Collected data
━━━━━━━━━━

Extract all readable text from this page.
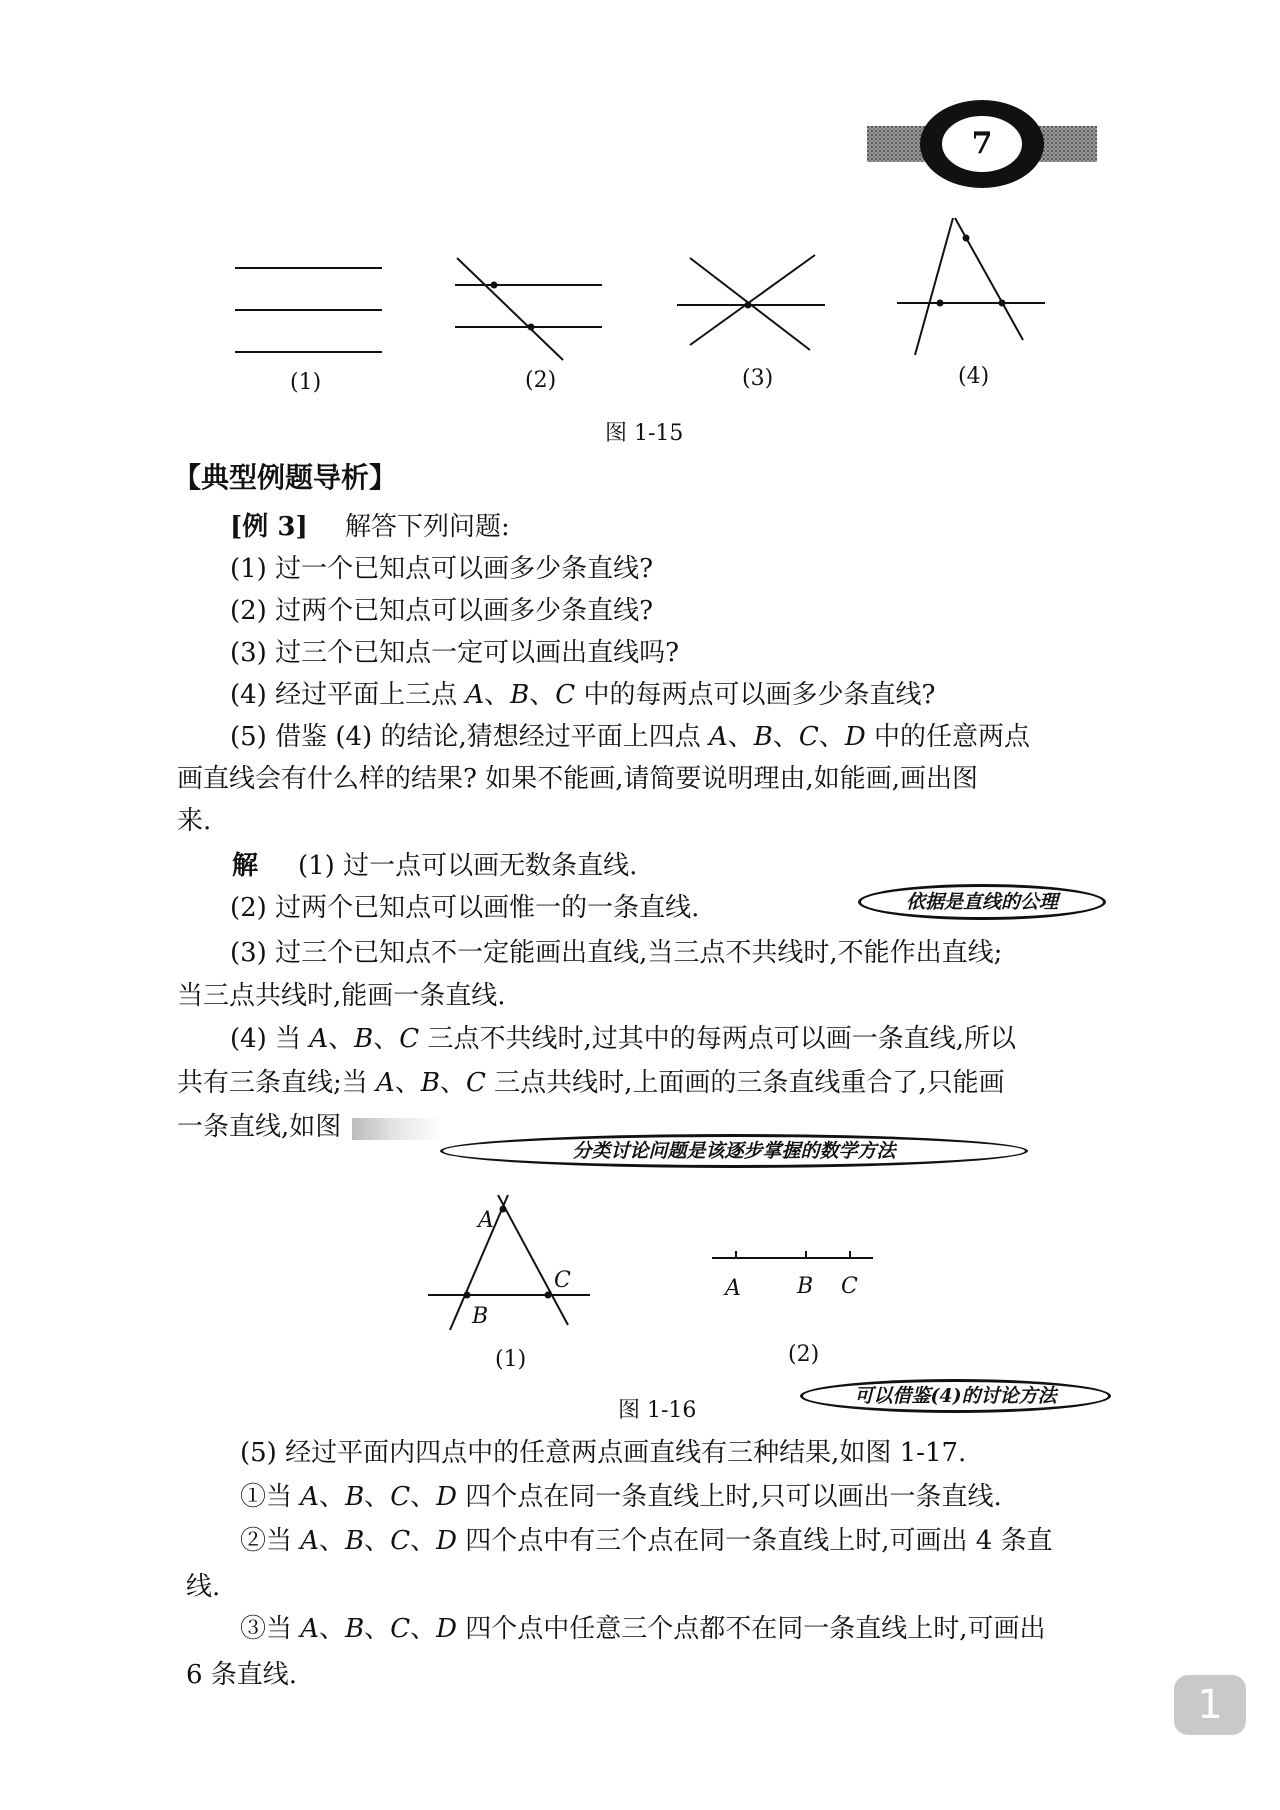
7
(1)	(2)	(3)	(4)
图 1-15
【典型例题导析】
[例 3] 解答下列问题:
(1) 过一个已知点可以画多少条直线?
(2) 过两个已知点可以画多少条直线?
(3) 过三个已知点一定可以画出直线吗?
(4) 经过平面上三点 A、B、C 中的每两点可以画多少条直线?
(5) 借鉴 (4) 的结论,猜想经过平面上四点 A、B、C、D 中的任意两点
画直线会有什么样的结果? 如果不能画,请简要说明理由,如能画,画出图
来.
解 (1) 过一点可以画无数条直线.
(2) 过两个已知点可以画惟一的一条直线.	依据是直线的公理
(3) 过三个已知点不一定能画出直线,当三点不共线时,不能作出直线;
当三点共线时,能画一条直线.
(4) 当 A、B、C 三点不共线时,过其中的每两点可以画一条直线,所以
共有三条直线;当 A、B、C 三点共线时,上面画的三条直线重合了,只能画
一条直线,如图
分类讨论问题是该逐步掌握的数学方法
A
B
C	A	B C
(1)	(2)
图 1-16
可以借鉴(4)的讨论方法
(5) 经过平面内四点中的任意两点画直线有三种结果,如图 1-17.
①当 A、B、C、D 四个点在同一条直线上时,只可以画出一条直线.
②当 A、B、C、D 四个点中有三个点在同一条直线上时,可画出 4 条直
线.
③当 A、B、C、D 四个点中任意三个点都不在同一条直线上时,可画出
6 条直线.
1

━━━━━━━━━━

GOAL. Repeat each line of the records above exactly, but do not copy the pictures.

SOLVED EXERCISE.
Extract all readable text from this page.
7
(1)	(2)	(3)	(4)
图 1-15
【典型例题导析】
[例 3] 解答下列问题:
(1) 过一个已知点可以画多少条直线?
(2) 过两个已知点可以画多少条直线?
(3) 过三个已知点一定可以画出直线吗?
(4) 经过平面上三点 A、B、C 中的每两点可以画多少条直线?
(5) 借鉴 (4) 的结论,猜想经过平面上四点 A、B、C、D 中的任意两点
画直线会有什么样的结果? 如果不能画,请简要说明理由,如能画,画出图
来.
解 (1) 过一点可以画无数条直线.
(2) 过两个已知点可以画惟一的一条直线.	依据是直线的公理
(3) 过三个已知点不一定能画出直线,当三点不共线时,不能作出直线;
当三点共线时,能画一条直线.
(4) 当 A、B、C 三点不共线时,过其中的每两点可以画一条直线,所以
共有三条直线;当 A、B、C 三点共线时,上面画的三条直线重合了,只能画
一条直线,如图
分类讨论问题是该逐步掌握的数学方法
A
B
C	A	B C
(1)	(2)
图 1-16
可以借鉴(4)的讨论方法
(5) 经过平面内四点中的任意两点画直线有三种结果,如图 1-17.
①当 A、B、C、D 四个点在同一条直线上时,只可以画出一条直线.
②当 A、B、C、D 四个点中有三个点在同一条直线上时,可画出 4 条直
线.
③当 A、B、C、D 四个点中任意三个点都不在同一条直线上时,可画出
6 条直线.
1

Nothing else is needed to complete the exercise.